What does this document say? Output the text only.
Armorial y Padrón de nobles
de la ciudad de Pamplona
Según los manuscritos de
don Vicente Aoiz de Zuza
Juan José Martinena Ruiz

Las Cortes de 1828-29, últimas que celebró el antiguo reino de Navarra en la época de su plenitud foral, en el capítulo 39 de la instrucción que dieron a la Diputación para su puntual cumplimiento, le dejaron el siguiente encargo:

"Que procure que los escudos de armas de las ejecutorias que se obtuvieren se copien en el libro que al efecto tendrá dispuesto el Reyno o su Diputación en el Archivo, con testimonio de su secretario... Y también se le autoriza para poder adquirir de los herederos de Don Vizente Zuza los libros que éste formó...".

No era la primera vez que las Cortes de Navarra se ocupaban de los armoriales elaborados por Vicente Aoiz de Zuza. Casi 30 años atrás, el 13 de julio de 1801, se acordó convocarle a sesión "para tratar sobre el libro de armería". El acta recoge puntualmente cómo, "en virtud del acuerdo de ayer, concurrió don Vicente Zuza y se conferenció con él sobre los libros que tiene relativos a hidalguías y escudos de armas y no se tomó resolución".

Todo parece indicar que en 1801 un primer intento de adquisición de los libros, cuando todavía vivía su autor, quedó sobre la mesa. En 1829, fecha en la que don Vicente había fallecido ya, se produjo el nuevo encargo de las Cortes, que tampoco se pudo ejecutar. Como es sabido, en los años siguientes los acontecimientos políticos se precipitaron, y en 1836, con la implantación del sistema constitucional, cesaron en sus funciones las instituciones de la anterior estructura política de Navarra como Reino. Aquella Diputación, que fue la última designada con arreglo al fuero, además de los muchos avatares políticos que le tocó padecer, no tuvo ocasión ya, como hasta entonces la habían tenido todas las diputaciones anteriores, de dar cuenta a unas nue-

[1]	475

GIVEN REQUEST:
Write out the entries in full, exactly as given.

FULL OUTPUT:
What does this document say? Output the text only.
Armorial y Padrón de nobles
de la ciudad de Pamplona
Según los manuscritos de
don Vicente Aoiz de Zuza
Juan José Martinena Ruiz

Las Cortes de 1828-29, últimas que celebró el antiguo reino de Navarra en la época de su plenitud foral, en el capítulo 39 de la instrucción que dieron a la Diputación para su puntual cumplimiento, le dejaron el siguiente encargo:

"Que procure que los escudos de armas de las ejecutorias que se obtuvieren se copien en el libro que al efecto tendrá dispuesto el Reyno o su Diputación en el Archivo, con testimonio de su secretario... Y también se le autoriza para poder adquirir de los herederos de Don Vizente Zuza los libros que éste formó...".

No era la primera vez que las Cortes de Navarra se ocupaban de los armoriales elaborados por Vicente Aoiz de Zuza. Casi 30 años atrás, el 13 de julio de 1801, se acordó convocarle a sesión "para tratar sobre el libro de armería". El acta recoge puntualmente cómo, "en virtud del acuerdo de ayer, concurrió don Vicente Zuza y se conferenció con él sobre los libros que tiene relativos a hidalguías y escudos de armas y no se tomó resolución".

Todo parece indicar que en 1801 un primer intento de adquisición de los libros, cuando todavía vivía su autor, quedó sobre la mesa. En 1829, fecha en la que don Vicente había fallecido ya, se produjo el nuevo encargo de las Cortes, que tampoco se pudo ejecutar. Como es sabido, en los años siguientes los acontecimientos políticos se precipitaron, y en 1836, con la implantación del sistema constitucional, cesaron en sus funciones las instituciones de la anterior estructura política de Navarra como Reino. Aquella Diputación, que fue la última designada con arreglo al fuero, además de los muchos avatares políticos que le tocó padecer, no tuvo ocasión ya, como hasta entonces la habían tenido todas las diputaciones anteriores, de dar cuenta a unas nue-

[1]	475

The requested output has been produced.